Aleksandar Mikijelj

Personal information
- Full name: Aleksandar Mikijelj
- Date of birth: 5 February 1979 (age 46)
- Place of birth: Kotor, SFR Yugoslavia
- Height: 1.85 m (6 ft 1 in)
- Position(s): Defender

Senior career*
- Years: Team / Apps / (Gls)
- 1996–1998: Mogren / 21 / (6)
- 1998–1999: Budućnost Podgorica / 1 / (0)
- 1999–2003: Bokelj / 70 / (7)
- 2003–2005: Borac Čačak / 10 / (0)
- 2005–2006: Grbalj / 48 / (4)
- 2006–2007: Mogren / 69 / (7)
- 2007–2008: Bokelj / 15 / (0)
- 2008–2012: Petrovac / 99 / (4)
- 2012–2015: Bokelj / 18+ / (2+)

= Aleksandar Mikijelj =

Montenegrin footballer

Aleksandar Mikijelj (Cyrillic: Александар Микијељ; born 5 February 1979) is a Montenegrin retired footballer, who finished his career with FK Bokelj.

■ USING THE INFORMATION
1. Answer these questions using the profile of Aleksandar Mikijelj:
(a) Where was he born?
(b) What position did he play?
(c) Which club did he finish his career with?
2. Carry on the profile of Aleksandar Mikijelj from where it stops.
The listing comes from a different source than the profile of Aleksandar Mikijelj.

■ ENTRIES PROVIDED
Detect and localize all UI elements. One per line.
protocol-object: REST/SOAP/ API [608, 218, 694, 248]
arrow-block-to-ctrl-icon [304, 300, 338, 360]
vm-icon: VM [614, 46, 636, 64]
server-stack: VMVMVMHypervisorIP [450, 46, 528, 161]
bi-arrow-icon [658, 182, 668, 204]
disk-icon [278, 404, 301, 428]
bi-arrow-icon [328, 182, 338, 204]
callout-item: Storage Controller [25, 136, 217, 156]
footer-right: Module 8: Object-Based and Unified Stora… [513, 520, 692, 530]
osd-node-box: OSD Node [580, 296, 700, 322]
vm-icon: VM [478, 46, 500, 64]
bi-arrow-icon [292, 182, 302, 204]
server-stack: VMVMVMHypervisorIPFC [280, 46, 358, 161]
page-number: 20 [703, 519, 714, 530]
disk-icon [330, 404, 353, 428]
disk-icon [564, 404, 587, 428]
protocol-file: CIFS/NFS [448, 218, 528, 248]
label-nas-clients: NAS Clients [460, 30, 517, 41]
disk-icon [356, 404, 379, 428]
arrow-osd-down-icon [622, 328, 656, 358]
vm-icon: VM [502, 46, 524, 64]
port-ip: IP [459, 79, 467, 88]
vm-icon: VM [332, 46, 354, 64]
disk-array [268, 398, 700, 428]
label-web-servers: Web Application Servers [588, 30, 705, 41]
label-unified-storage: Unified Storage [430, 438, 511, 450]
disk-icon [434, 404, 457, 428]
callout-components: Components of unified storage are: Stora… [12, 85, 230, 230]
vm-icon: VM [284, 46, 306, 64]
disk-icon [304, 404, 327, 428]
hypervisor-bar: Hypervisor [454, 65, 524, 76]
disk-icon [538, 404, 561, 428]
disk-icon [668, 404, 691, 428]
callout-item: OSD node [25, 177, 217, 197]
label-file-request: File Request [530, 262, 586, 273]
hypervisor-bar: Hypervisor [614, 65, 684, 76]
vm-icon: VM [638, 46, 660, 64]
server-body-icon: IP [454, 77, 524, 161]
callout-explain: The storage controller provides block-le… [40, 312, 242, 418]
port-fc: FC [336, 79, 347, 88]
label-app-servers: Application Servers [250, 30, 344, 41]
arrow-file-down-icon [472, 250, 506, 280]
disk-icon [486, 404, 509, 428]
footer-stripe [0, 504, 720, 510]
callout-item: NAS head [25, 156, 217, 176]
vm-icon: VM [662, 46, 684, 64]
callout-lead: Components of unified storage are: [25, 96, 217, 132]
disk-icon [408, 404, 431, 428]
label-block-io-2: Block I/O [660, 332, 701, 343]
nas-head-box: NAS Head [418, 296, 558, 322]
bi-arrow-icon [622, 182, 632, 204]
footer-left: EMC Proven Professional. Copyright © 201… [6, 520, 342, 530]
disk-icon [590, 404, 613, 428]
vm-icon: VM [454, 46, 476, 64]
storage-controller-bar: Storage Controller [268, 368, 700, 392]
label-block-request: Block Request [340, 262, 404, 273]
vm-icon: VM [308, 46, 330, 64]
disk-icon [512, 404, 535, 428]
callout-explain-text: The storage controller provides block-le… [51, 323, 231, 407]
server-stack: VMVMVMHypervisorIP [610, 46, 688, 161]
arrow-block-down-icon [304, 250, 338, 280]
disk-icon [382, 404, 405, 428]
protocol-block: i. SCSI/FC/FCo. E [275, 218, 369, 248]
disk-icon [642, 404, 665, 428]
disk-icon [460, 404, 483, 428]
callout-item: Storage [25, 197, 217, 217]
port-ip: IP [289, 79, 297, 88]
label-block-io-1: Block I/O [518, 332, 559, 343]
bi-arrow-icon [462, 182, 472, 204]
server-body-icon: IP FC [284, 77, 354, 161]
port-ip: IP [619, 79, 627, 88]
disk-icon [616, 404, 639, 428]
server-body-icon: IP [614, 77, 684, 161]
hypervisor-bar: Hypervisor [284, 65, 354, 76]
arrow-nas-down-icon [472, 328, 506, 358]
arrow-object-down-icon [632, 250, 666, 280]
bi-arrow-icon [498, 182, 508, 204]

■ ANSWER LIST
1.
(a) Kotor, SFR Yugoslavia
(b) Defender
(c) FK Bokelj

2.
==Club career==
After starting his career at the most prestigious Montenegrin club FK Budućnost Podgorica, in 1999, he moved to his hometown club FK Bokelj to gain experience. In 2003, he moved to a Serbian SuperLiga club Borac Čačak. After spells in other Montenegrin clubs like FK Grbalj, FK Mogren and OFK Petrovac, since 2013 he is playing in the Montenegrin Second League club FK Bokelj.

==International career==
In 2009, Mikijelj received calls to represent the Montenegro national football team, but did not made an appearance.